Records
● ● ●

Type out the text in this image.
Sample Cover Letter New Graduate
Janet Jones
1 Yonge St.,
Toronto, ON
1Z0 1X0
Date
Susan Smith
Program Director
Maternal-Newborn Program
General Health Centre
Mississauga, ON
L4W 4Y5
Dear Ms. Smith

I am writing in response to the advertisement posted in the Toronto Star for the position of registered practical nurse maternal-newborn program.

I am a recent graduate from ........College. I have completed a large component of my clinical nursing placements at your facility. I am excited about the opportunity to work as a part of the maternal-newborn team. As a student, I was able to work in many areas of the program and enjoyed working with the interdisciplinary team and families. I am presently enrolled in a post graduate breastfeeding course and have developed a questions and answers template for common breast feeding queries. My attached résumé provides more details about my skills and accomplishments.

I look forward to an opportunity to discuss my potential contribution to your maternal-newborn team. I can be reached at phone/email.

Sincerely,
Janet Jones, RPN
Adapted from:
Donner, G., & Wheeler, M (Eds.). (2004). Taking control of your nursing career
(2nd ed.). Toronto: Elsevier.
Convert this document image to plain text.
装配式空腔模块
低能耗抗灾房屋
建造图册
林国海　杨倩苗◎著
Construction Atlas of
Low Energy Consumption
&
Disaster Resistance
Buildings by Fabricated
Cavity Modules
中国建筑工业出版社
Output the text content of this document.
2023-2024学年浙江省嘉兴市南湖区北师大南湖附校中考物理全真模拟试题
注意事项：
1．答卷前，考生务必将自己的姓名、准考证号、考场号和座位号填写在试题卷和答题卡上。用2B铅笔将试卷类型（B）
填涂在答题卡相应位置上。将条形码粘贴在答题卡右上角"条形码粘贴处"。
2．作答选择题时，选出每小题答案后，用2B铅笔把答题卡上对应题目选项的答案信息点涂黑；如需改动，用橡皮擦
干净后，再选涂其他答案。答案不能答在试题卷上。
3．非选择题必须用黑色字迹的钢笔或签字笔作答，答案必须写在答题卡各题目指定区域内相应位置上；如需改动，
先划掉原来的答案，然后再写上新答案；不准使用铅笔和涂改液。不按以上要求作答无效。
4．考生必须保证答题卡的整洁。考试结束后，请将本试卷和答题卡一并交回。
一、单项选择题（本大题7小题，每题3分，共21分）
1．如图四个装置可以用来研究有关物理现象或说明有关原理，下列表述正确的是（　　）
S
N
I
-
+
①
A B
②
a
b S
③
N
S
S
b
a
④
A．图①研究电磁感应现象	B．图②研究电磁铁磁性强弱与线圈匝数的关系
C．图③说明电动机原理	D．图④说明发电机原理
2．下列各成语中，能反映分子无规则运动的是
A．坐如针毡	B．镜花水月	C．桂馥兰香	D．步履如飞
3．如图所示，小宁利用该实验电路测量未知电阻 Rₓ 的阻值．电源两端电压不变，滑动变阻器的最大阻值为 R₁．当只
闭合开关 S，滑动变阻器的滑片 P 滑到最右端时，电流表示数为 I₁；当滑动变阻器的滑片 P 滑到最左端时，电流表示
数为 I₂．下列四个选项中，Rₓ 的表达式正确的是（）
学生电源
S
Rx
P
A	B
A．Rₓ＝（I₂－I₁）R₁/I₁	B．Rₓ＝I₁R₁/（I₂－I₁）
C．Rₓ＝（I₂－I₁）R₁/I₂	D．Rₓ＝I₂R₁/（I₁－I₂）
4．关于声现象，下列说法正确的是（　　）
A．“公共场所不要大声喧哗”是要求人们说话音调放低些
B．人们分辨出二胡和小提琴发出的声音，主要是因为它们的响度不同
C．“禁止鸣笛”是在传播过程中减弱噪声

● ● ●

## Written task
Exactly as shown above, return every record.

## Finished task
Type out the text in this image.
Sample Cover Letter New Graduate
Janet Jones
1 Yonge St.,
Toronto, ON
1Z0 1X0
Date
Susan Smith
Program Director
Maternal-Newborn Program
General Health Centre
Mississauga, ON
L4W 4Y5
Dear Ms. Smith

I am writing in response to the advertisement posted in the Toronto Star for the position of registered practical nurse maternal-newborn program.

I am a recent graduate from ........College. I have completed a large component of my clinical nursing placements at your facility. I am excited about the opportunity to work as a part of the maternal-newborn team. As a student, I was able to work in many areas of the program and enjoyed working with the interdisciplinary team and families. I am presently enrolled in a post graduate breastfeeding course and have developed a questions and answers template for common breast feeding queries. My attached résumé provides more details about my skills and accomplishments.

I look forward to an opportunity to discuss my potential contribution to your maternal-newborn team. I can be reached at phone/email.

Sincerely,
Janet Jones, RPN
Adapted from:
Donner, G., & Wheeler, M (Eds.). (2004). Taking control of your nursing career
(2nd ed.). Toronto: Elsevier.
Convert this document image to plain text.
装配式空腔模块
低能耗抗灾房屋
建造图册
林国海　杨倩苗◎著
Construction Atlas of
Low Energy Consumption
&
Disaster Resistance
Buildings by Fabricated
Cavity Modules
中国建筑工业出版社
Output the text content of this document.
2023-2024学年浙江省嘉兴市南湖区北师大南湖附校中考物理全真模拟试题
注意事项：
1．答卷前，考生务必将自己的姓名、准考证号、考场号和座位号填写在试题卷和答题卡上。用2B铅笔将试卷类型（B）
填涂在答题卡相应位置上。将条形码粘贴在答题卡右上角"条形码粘贴处"。
2．作答选择题时，选出每小题答案后，用2B铅笔把答题卡上对应题目选项的答案信息点涂黑；如需改动，用橡皮擦
干净后，再选涂其他答案。答案不能答在试题卷上。
3．非选择题必须用黑色字迹的钢笔或签字笔作答，答案必须写在答题卡各题目指定区域内相应位置上；如需改动，
先划掉原来的答案，然后再写上新答案；不准使用铅笔和涂改液。不按以上要求作答无效。
4．考生必须保证答题卡的整洁。考试结束后，请将本试卷和答题卡一并交回。
一、单项选择题（本大题7小题，每题3分，共21分）
1．如图四个装置可以用来研究有关物理现象或说明有关原理，下列表述正确的是（　　）
S
N
I
-
+
①
A B
②
a
b S
③
N
S
S
b
a
④
A．图①研究电磁感应现象	B．图②研究电磁铁磁性强弱与线圈匝数的关系
C．图③说明电动机原理	D．图④说明发电机原理
2．下列各成语中，能反映分子无规则运动的是
A．坐如针毡	B．镜花水月	C．桂馥兰香	D．步履如飞
3．如图所示，小宁利用该实验电路测量未知电阻 Rₓ 的阻值．电源两端电压不变，滑动变阻器的最大阻值为 R₁．当只
闭合开关 S，滑动变阻器的滑片 P 滑到最右端时，电流表示数为 I₁；当滑动变阻器的滑片 P 滑到最左端时，电流表示
数为 I₂．下列四个选项中，Rₓ 的表达式正确的是（）
学生电源
S
Rx
P
A	B
A．Rₓ＝（I₂－I₁）R₁/I₁	B．Rₓ＝I₁R₁/（I₂－I₁）
C．Rₓ＝（I₂－I₁）R₁/I₂	D．Rₓ＝I₂R₁/（I₁－I₂）
4．关于声现象，下列说法正确的是（　　）
A．“公共场所不要大声喧哗”是要求人们说话音调放低些
B．人们分辨出二胡和小提琴发出的声音，主要是因为它们的响度不同
C．“禁止鸣笛”是在传播过程中减弱噪声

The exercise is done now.